EXERCISE: Output all the data exactly. Pictures do not belong in the copy.

++++++++++++++++++++

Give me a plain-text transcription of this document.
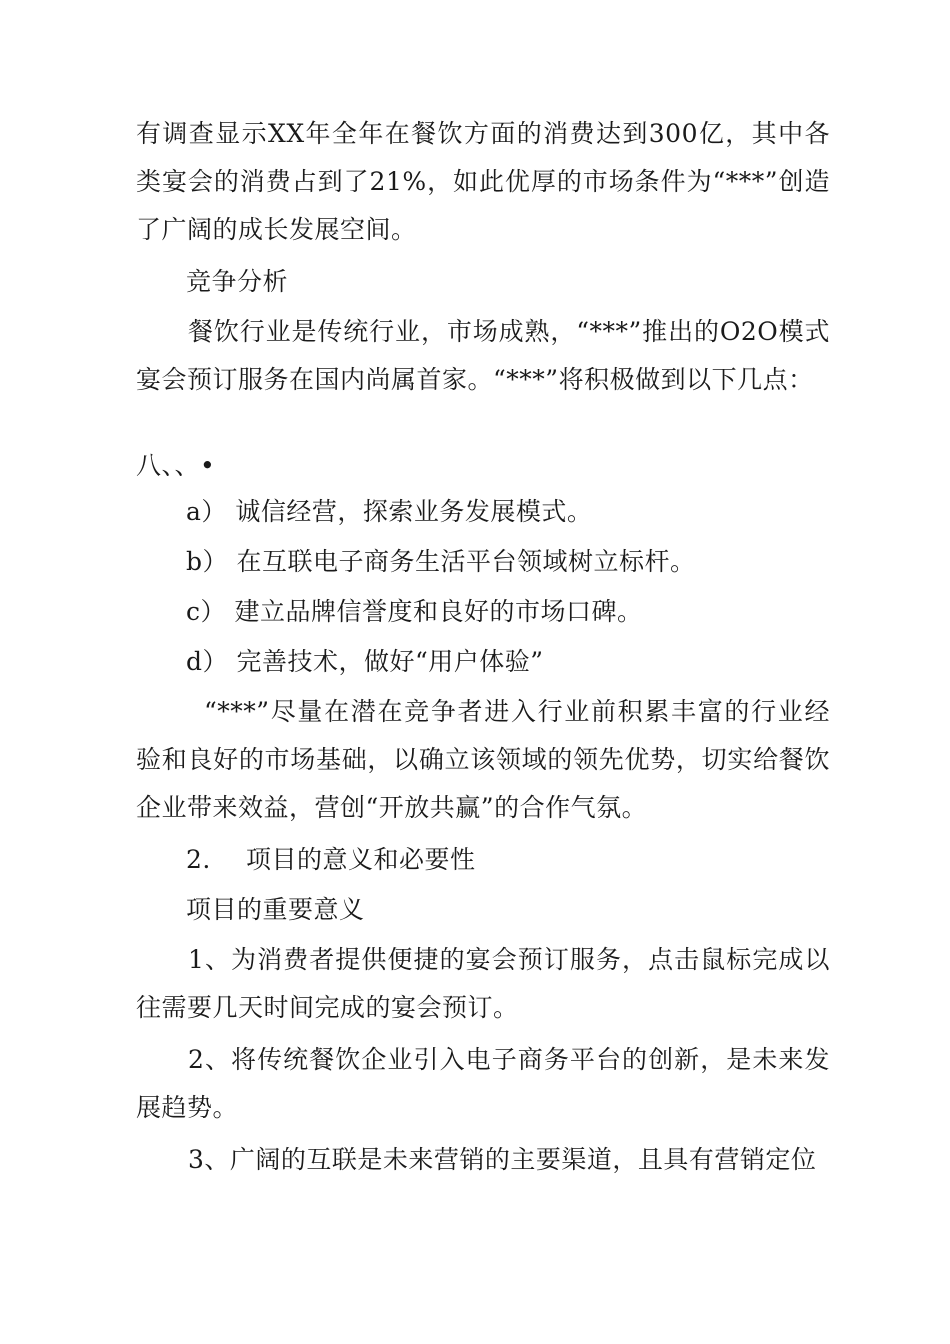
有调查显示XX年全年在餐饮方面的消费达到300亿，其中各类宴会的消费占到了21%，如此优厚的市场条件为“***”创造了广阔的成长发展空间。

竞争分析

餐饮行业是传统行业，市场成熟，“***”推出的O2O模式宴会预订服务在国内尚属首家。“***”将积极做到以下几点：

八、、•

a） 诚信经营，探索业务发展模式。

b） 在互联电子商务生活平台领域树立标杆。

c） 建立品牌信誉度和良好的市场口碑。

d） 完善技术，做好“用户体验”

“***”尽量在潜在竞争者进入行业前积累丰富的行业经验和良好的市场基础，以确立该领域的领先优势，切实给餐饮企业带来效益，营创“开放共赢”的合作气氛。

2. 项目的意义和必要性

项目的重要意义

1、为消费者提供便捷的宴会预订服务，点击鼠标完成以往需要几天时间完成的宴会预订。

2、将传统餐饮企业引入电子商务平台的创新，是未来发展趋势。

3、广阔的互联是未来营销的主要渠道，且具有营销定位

++++++++++++++++++++

THE COMPLETED TASK:
Give me a plain-text transcription of this document.
有调查显示XX年全年在餐饮方面的消费达到300亿，其中各类宴会的消费占到了21%，如此优厚的市场条件为“***”创造了广阔的成长发展空间。

竞争分析

餐饮行业是传统行业，市场成熟，“***”推出的O2O模式宴会预订服务在国内尚属首家。“***”将积极做到以下几点：

八、、•

a） 诚信经营，探索业务发展模式。

b） 在互联电子商务生活平台领域树立标杆。

c） 建立品牌信誉度和良好的市场口碑。

d） 完善技术，做好“用户体验”

“***”尽量在潜在竞争者进入行业前积累丰富的行业经验和良好的市场基础，以确立该领域的领先优势，切实给餐饮企业带来效益，营创“开放共赢”的合作气氛。

2. 项目的意义和必要性

项目的重要意义

1、为消费者提供便捷的宴会预订服务，点击鼠标完成以往需要几天时间完成的宴会预订。

2、将传统餐饮企业引入电子商务平台的创新，是未来发展趋势。

3、广阔的互联是未来营销的主要渠道，且具有营销定位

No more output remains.